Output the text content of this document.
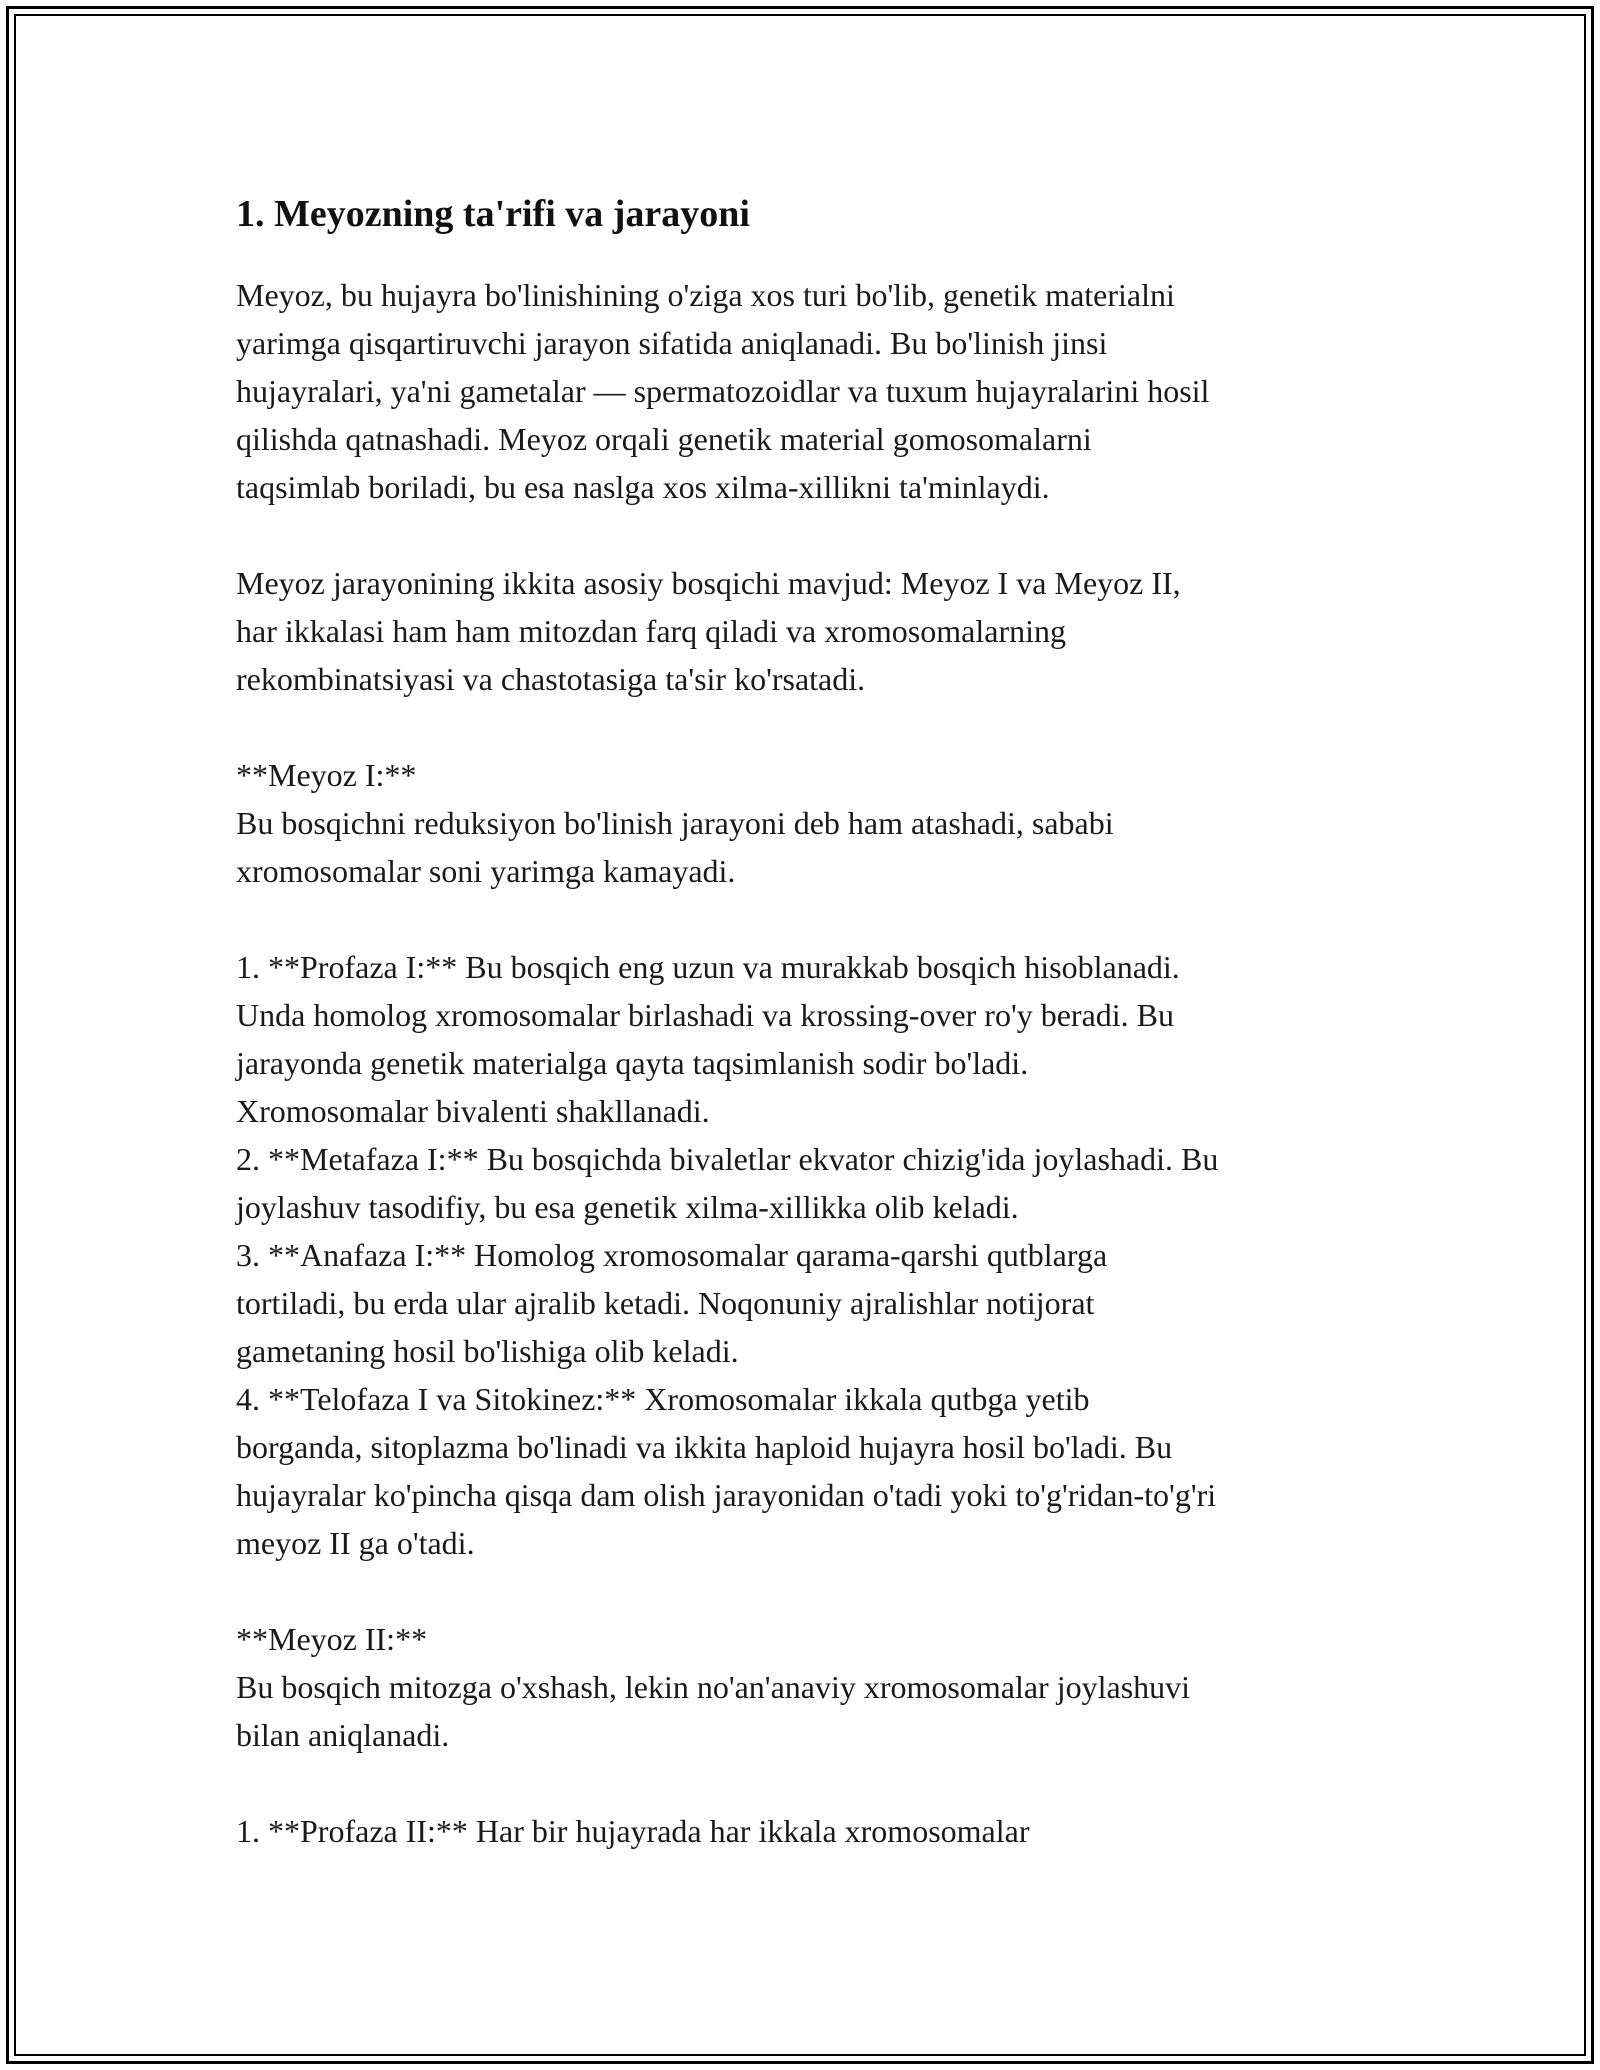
1. Meyozning ta'rifi va jarayoni

Meyoz, bu hujayra bo'linishining o'ziga xos turi bo'lib, genetik materialni
yarimga qisqartiruvchi jarayon sifatida aniqlanadi. Bu bo'linish jinsi
hujayralari, ya'ni gametalar — spermatozoidlar va tuxum hujayralarini hosil
qilishda qatnashadi. Meyoz orqali genetik material gomosomalarni
taqsimlab boriladi, bu esa naslga xos xilma-xillikni ta'minlaydi.

Meyoz jarayonining ikkita asosiy bosqichi mavjud: Meyoz I va Meyoz II,
har ikkalasi ham ham mitozdan farq qiladi va xromosomalarning
rekombinatsiyasi va chastotasiga ta'sir ko'rsatadi.

**Meyoz I:**
Bu bosqichni reduksiyon bo'linish jarayoni deb ham atashadi, sababi
xromosomalar soni yarimga kamayadi.

1. **Profaza I:** Bu bosqich eng uzun va murakkab bosqich hisoblanadi.
Unda homolog xromosomalar birlashadi va krossing-over ro'y beradi. Bu
jarayonda genetik materialga qayta taqsimlanish sodir bo'ladi.
Xromosomalar bivalenti shakllanadi.
2. **Metafaza I:** Bu bosqichda bivaletlar ekvator chizig'ida joylashadi. Bu
joylashuv tasodifiy, bu esa genetik xilma-xillikka olib keladi.
3. **Anafaza I:** Homolog xromosomalar qarama-qarshi qutblarga
tortiladi, bu erda ular ajralib ketadi. Noqonuniy ajralishlar notijorat
gametaning hosil bo'lishiga olib keladi.
4. **Telofaza I va Sitokinez:** Xromosomalar ikkala qutbga yetib
borganda, sitoplazma bo'linadi va ikkita haploid hujayra hosil bo'ladi. Bu
hujayralar ko'pincha qisqa dam olish jarayonidan o'tadi yoki to'g'ridan-to'g'ri
meyoz II ga o'tadi.

**Meyoz II:**
Bu bosqich mitozga o'xshash, lekin no'an'anaviy xromosomalar joylashuvi
bilan aniqlanadi.

1. **Profaza II:** Har bir hujayrada har ikkala xromosomalar
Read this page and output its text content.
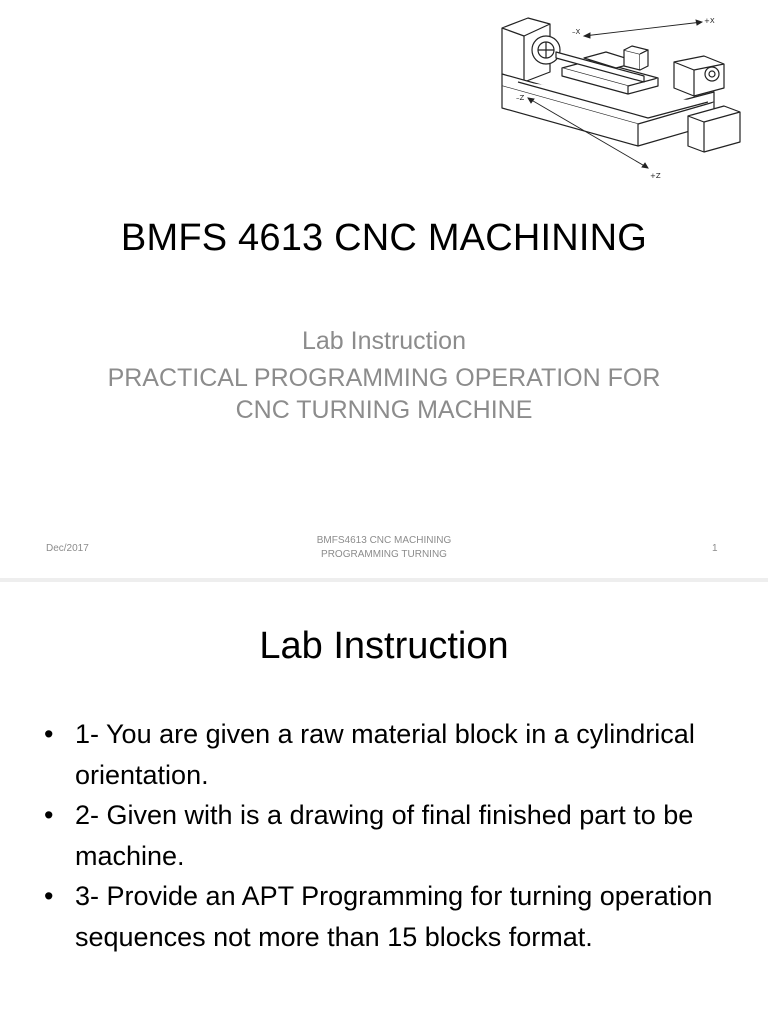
+X
–X
–Z
+Z
BMFS 4613 CNC MACHINING
Lab Instruction
PRACTICAL PROGRAMMING OPERATION FOR CNC TURNING MACHINE
Dec/2017
BMFS4613 CNC MACHINING
PROGRAMMING TURNING
1
Lab Instruction
• 1- You are given a raw material block in a cylindrical orientation.
• 2- Given with is a drawing of final finished part to be machine.
• 3- Provide an APT Programming for turning operation sequences not more than 15 blocks format.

┄┄┄┄┄┄

Filter the records for lines holding the string "keladi". Copy each one.

**Written solution**.
joylashuv tasodifiy, bu esa genetik xilma-xillikka olib keladi.
gametaning hosil bo'lishiga olib keladi.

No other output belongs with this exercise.